■ **WHAT NEEDS TO BE DONE**:
Every entry here needs to be repeated exactly.

■ **STORED ROWS**:

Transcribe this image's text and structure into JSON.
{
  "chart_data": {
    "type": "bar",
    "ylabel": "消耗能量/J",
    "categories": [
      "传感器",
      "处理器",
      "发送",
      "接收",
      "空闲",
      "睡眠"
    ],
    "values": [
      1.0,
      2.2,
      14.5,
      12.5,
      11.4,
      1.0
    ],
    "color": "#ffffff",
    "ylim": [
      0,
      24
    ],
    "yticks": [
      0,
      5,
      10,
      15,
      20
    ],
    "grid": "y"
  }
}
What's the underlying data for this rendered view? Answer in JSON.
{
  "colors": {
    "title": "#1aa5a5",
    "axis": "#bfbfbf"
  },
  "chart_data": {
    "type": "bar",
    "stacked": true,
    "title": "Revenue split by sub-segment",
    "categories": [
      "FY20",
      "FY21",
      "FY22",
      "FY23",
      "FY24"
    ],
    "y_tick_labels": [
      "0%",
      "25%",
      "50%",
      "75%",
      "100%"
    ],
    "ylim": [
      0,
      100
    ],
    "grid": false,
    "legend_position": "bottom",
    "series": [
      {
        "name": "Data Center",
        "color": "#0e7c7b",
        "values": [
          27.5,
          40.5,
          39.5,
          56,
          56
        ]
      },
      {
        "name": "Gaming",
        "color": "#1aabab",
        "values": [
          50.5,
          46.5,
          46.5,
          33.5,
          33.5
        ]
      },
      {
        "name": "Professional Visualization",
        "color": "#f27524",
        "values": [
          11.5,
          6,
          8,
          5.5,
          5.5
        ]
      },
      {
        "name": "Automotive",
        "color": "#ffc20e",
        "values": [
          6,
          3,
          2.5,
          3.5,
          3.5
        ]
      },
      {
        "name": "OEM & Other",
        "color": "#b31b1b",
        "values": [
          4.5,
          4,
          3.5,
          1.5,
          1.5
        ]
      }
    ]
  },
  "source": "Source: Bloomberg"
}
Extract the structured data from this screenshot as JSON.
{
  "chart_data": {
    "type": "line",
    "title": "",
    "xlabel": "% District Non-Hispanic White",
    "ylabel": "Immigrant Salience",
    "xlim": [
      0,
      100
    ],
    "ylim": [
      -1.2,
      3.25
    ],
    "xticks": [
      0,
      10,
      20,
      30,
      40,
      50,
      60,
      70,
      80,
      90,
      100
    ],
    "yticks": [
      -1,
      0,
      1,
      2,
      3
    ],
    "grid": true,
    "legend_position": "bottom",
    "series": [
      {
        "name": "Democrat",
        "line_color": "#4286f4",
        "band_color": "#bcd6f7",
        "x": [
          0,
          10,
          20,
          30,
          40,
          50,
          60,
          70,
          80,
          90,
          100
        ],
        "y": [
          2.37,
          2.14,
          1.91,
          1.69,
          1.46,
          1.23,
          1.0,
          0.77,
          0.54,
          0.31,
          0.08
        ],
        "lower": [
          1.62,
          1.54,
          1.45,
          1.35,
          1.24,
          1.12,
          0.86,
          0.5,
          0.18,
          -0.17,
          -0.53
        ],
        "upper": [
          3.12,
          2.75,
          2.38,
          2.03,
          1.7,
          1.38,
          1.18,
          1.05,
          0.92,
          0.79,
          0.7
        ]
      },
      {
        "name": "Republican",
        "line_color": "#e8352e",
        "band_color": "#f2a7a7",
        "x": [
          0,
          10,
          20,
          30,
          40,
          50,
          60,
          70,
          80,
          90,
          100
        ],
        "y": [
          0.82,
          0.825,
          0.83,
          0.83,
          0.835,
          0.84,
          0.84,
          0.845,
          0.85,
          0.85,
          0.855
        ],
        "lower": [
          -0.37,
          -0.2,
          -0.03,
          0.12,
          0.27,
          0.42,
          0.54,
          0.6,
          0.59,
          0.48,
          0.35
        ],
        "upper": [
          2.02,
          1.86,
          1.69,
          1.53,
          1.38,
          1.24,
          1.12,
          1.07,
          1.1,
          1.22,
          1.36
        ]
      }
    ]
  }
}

■ **ANSWER BELOW**:
Transcribe this image's text and structure into JSON.
{
  "chart_data": {
    "type": "bar",
    "ylabel": "消耗能量/J",
    "categories": [
      "传感器",
      "处理器",
      "发送",
      "接收",
      "空闲",
      "睡眠"
    ],
    "values": [
      1.0,
      2.2,
      14.5,
      12.5,
      11.4,
      1.0
    ],
    "color": "#ffffff",
    "ylim": [
      0,
      24
    ],
    "yticks": [
      0,
      5,
      10,
      15,
      20
    ],
    "grid": "y"
  }
}
What's the underlying data for this rendered view? Answer in JSON.
{
  "colors": {
    "title": "#1aa5a5",
    "axis": "#bfbfbf"
  },
  "chart_data": {
    "type": "bar",
    "stacked": true,
    "title": "Revenue split by sub-segment",
    "categories": [
      "FY20",
      "FY21",
      "FY22",
      "FY23",
      "FY24"
    ],
    "y_tick_labels": [
      "0%",
      "25%",
      "50%",
      "75%",
      "100%"
    ],
    "ylim": [
      0,
      100
    ],
    "grid": false,
    "legend_position": "bottom",
    "series": [
      {
        "name": "Data Center",
        "color": "#0e7c7b",
        "values": [
          27.5,
          40.5,
          39.5,
          56,
          56
        ]
      },
      {
        "name": "Gaming",
        "color": "#1aabab",
        "values": [
          50.5,
          46.5,
          46.5,
          33.5,
          33.5
        ]
      },
      {
        "name": "Professional Visualization",
        "color": "#f27524",
        "values": [
          11.5,
          6,
          8,
          5.5,
          5.5
        ]
      },
      {
        "name": "Automotive",
        "color": "#ffc20e",
        "values": [
          6,
          3,
          2.5,
          3.5,
          3.5
        ]
      },
      {
        "name": "OEM & Other",
        "color": "#b31b1b",
        "values": [
          4.5,
          4,
          3.5,
          1.5,
          1.5
        ]
      }
    ]
  },
  "source": "Source: Bloomberg"
}
Extract the structured data from this screenshot as JSON.
{
  "chart_data": {
    "type": "line",
    "title": "",
    "xlabel": "% District Non-Hispanic White",
    "ylabel": "Immigrant Salience",
    "xlim": [
      0,
      100
    ],
    "ylim": [
      -1.2,
      3.25
    ],
    "xticks": [
      0,
      10,
      20,
      30,
      40,
      50,
      60,
      70,
      80,
      90,
      100
    ],
    "yticks": [
      -1,
      0,
      1,
      2,
      3
    ],
    "grid": true,
    "legend_position": "bottom",
    "series": [
      {
        "name": "Democrat",
        "line_color": "#4286f4",
        "band_color": "#bcd6f7",
        "x": [
          0,
          10,
          20,
          30,
          40,
          50,
          60,
          70,
          80,
          90,
          100
        ],
        "y": [
          2.37,
          2.14,
          1.91,
          1.69,
          1.46,
          1.23,
          1.0,
          0.77,
          0.54,
          0.31,
          0.08
        ],
        "lower": [
          1.62,
          1.54,
          1.45,
          1.35,
          1.24,
          1.12,
          0.86,
          0.5,
          0.18,
          -0.17,
          -0.53
        ],
        "upper": [
          3.12,
          2.75,
          2.38,
          2.03,
          1.7,
          1.38,
          1.18,
          1.05,
          0.92,
          0.79,
          0.7
        ]
      },
      {
        "name": "Republican",
        "line_color": "#e8352e",
        "band_color": "#f2a7a7",
        "x": [
          0,
          10,
          20,
          30,
          40,
          50,
          60,
          70,
          80,
          90,
          100
        ],
        "y": [
          0.82,
          0.825,
          0.83,
          0.83,
          0.835,
          0.84,
          0.84,
          0.845,
          0.85,
          0.85,
          0.855
        ],
        "lower": [
          -0.37,
          -0.2,
          -0.03,
          0.12,
          0.27,
          0.42,
          0.54,
          0.6,
          0.59,
          0.48,
          0.35
        ],
        "upper": [
          2.02,
          1.86,
          1.69,
          1.53,
          1.38,
          1.24,
          1.12,
          1.07,
          1.1,
          1.22,
          1.36
        ]
      }
    ]
  }
}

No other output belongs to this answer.